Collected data
---------------
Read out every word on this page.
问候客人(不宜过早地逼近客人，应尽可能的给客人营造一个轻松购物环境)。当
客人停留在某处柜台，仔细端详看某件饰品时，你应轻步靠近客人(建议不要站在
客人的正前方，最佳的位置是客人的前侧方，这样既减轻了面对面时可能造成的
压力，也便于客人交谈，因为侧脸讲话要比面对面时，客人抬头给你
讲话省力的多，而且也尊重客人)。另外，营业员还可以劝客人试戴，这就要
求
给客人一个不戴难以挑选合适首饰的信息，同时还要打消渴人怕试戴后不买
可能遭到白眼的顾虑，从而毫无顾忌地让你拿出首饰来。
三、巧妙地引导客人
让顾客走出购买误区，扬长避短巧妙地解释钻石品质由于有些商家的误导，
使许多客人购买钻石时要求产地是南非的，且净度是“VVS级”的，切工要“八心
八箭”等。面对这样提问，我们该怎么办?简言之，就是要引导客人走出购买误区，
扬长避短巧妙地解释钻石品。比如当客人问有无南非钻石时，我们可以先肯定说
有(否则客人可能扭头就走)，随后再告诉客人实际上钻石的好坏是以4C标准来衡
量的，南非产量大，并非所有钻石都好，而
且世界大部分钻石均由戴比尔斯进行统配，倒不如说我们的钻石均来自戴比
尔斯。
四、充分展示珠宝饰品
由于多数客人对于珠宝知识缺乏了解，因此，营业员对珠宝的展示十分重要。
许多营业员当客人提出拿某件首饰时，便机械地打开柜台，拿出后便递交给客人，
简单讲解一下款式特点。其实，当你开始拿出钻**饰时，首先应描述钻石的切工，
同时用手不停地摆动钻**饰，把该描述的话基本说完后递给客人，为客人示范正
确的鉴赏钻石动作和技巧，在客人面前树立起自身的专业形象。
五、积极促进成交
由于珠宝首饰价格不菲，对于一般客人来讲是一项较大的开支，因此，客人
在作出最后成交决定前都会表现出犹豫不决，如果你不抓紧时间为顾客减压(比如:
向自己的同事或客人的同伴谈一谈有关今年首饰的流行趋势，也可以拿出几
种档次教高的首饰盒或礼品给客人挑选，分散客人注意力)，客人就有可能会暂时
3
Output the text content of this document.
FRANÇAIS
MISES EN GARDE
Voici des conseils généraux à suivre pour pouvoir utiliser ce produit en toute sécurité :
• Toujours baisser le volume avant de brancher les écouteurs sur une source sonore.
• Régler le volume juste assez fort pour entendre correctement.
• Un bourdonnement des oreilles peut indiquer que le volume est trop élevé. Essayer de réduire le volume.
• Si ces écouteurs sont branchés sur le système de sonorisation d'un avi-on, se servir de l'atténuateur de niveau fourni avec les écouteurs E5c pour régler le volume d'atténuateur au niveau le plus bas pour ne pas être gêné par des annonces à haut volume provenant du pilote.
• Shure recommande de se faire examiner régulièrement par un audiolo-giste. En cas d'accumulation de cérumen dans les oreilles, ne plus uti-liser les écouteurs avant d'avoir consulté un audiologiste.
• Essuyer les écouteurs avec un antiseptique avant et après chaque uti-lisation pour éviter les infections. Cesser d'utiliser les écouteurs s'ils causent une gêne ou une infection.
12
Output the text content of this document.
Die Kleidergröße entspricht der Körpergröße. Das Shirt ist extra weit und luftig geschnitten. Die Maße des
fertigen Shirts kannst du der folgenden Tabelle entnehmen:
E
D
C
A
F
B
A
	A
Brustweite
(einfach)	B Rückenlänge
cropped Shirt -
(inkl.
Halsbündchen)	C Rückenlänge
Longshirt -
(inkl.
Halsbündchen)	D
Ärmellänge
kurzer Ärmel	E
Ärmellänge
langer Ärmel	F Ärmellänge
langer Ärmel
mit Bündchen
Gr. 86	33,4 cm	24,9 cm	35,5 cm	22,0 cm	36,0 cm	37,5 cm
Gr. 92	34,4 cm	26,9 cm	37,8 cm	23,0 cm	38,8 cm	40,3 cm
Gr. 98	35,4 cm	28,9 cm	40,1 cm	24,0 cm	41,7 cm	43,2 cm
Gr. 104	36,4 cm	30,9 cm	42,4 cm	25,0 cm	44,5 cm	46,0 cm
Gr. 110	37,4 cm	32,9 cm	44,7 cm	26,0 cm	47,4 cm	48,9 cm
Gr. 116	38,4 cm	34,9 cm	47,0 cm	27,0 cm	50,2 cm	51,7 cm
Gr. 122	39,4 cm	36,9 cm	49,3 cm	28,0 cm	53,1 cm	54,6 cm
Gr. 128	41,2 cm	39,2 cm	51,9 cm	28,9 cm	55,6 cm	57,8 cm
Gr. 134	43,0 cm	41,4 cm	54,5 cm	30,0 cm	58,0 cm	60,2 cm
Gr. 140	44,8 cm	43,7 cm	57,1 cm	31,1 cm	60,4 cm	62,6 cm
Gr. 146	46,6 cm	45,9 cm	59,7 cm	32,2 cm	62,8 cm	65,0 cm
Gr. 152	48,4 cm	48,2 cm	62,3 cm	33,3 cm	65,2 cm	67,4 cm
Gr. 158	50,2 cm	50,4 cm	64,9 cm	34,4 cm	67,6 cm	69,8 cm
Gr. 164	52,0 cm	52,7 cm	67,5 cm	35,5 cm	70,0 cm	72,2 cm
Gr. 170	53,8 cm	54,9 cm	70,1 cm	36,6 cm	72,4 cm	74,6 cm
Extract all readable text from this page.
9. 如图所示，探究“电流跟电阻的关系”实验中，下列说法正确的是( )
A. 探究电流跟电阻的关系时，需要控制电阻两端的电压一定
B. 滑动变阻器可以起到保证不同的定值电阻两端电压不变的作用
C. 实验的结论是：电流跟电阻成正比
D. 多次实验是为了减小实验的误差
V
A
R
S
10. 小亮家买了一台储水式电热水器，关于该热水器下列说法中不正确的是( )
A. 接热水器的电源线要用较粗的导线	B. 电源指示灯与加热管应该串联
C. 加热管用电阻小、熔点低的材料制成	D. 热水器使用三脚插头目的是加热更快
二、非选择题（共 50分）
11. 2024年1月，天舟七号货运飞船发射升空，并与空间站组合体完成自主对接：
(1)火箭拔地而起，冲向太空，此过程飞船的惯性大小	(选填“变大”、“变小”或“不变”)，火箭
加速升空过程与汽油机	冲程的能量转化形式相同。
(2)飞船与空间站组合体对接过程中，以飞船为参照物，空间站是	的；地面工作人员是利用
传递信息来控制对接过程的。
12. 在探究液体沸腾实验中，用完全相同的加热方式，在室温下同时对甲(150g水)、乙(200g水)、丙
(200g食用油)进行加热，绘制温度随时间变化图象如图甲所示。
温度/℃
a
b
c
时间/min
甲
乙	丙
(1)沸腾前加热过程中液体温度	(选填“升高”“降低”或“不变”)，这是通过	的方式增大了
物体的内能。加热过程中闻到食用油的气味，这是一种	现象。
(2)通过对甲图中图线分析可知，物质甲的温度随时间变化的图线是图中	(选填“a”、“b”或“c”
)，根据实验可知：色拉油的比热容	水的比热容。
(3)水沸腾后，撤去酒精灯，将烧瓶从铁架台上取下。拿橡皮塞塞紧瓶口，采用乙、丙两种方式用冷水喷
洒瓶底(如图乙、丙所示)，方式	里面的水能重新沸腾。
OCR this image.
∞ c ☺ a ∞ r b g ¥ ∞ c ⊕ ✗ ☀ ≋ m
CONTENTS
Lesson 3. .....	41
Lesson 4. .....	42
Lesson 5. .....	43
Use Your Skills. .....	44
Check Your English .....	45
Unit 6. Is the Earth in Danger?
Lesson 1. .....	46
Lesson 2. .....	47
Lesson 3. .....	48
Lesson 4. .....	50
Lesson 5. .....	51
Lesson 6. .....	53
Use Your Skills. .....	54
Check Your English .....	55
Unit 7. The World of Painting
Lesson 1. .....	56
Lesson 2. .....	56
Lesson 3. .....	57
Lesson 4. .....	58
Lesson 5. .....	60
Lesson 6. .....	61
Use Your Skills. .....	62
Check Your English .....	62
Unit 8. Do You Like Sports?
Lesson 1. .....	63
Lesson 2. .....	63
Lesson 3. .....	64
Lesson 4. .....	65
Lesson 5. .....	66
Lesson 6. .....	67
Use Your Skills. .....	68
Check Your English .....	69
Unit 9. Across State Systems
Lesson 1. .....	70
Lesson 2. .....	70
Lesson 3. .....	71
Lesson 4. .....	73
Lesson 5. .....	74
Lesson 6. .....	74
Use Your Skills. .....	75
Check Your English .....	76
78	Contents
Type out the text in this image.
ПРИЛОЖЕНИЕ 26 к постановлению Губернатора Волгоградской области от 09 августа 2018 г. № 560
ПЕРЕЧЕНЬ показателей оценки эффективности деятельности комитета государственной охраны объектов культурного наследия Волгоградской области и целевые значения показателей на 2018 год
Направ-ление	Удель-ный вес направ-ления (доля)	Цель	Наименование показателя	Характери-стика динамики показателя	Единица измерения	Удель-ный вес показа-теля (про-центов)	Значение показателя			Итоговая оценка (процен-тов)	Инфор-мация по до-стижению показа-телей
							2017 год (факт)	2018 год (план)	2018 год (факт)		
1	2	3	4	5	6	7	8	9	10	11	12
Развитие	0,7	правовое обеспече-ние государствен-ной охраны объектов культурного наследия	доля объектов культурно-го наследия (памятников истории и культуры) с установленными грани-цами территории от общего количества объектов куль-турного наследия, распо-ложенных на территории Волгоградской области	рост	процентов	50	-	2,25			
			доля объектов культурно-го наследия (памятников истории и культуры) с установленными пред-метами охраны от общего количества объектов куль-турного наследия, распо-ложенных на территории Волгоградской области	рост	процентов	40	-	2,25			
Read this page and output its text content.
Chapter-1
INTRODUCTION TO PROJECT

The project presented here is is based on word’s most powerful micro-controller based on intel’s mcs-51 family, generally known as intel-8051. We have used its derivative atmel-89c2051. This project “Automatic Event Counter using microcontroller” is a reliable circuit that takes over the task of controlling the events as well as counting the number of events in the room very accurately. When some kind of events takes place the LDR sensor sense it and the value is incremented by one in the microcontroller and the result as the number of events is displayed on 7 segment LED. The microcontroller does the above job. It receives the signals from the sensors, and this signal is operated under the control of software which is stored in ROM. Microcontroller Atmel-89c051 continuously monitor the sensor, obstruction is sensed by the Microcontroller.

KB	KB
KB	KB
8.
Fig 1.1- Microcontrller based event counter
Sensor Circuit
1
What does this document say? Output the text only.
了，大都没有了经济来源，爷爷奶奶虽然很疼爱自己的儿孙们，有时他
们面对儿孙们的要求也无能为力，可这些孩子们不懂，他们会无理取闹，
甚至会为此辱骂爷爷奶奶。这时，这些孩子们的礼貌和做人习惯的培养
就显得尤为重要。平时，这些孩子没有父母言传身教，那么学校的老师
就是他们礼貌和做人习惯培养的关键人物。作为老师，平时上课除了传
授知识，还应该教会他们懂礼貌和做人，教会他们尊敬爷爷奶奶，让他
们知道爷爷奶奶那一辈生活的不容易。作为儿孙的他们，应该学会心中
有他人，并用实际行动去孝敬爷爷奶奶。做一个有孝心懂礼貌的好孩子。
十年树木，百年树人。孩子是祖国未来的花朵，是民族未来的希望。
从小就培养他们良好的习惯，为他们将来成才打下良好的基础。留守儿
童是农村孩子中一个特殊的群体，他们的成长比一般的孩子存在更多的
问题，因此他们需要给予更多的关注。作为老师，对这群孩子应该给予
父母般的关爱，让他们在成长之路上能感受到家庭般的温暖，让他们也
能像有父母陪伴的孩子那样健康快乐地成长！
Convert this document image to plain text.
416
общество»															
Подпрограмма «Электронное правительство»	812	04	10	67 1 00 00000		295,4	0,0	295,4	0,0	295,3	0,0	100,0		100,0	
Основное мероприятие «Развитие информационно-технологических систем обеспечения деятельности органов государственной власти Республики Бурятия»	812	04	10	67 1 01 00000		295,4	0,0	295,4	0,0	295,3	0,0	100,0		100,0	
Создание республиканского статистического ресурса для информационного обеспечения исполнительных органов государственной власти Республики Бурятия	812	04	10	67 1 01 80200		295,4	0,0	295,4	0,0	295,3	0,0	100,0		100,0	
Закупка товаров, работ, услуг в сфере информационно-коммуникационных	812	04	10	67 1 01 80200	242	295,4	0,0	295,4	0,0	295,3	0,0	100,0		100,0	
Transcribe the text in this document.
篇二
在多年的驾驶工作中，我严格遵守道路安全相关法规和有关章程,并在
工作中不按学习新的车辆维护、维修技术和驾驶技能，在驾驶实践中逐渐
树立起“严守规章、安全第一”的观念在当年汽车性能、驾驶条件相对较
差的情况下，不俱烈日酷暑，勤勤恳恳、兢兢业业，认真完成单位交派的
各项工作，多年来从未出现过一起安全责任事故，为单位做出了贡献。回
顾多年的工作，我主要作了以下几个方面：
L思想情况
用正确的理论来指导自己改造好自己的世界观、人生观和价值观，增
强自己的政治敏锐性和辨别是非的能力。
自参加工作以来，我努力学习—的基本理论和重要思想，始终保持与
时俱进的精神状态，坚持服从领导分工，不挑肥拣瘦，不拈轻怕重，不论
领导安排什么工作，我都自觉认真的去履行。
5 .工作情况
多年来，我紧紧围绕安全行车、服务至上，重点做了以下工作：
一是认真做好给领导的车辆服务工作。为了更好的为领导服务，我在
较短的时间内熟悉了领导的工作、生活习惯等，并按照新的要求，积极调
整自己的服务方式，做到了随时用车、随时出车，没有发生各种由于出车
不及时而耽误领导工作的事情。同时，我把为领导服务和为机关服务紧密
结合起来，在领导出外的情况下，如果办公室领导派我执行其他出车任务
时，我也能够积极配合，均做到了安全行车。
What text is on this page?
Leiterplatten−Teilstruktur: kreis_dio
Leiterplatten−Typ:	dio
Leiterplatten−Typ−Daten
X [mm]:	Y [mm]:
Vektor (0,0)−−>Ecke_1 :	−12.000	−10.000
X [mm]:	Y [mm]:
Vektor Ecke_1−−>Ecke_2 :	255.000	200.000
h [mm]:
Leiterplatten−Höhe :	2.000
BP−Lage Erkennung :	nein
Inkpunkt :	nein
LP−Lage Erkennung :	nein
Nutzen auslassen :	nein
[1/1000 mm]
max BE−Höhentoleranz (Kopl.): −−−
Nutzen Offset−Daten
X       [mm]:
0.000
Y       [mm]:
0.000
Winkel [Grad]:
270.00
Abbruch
---------------
■ What you will do: Where a line in the entries holds "органов", copy that line.

■ Correct output:
Основное мероприятие «Развитие информационно-технологических систем обеспечения деятельности органов государственной власти Республики Бурятия»	812	04	10	67 1 01 00000		295,4	0,0	295,4	0,0	295,3	0,0	100,0		100,0	
Создание республиканского статистического ресурса для информационного обеспечения исполнительных органов государственной власти Республики Бурятия	812	04	10	67 1 01 80200		295,4	0,0	295,4	0,0	295,3	0,0	100,0		100,0	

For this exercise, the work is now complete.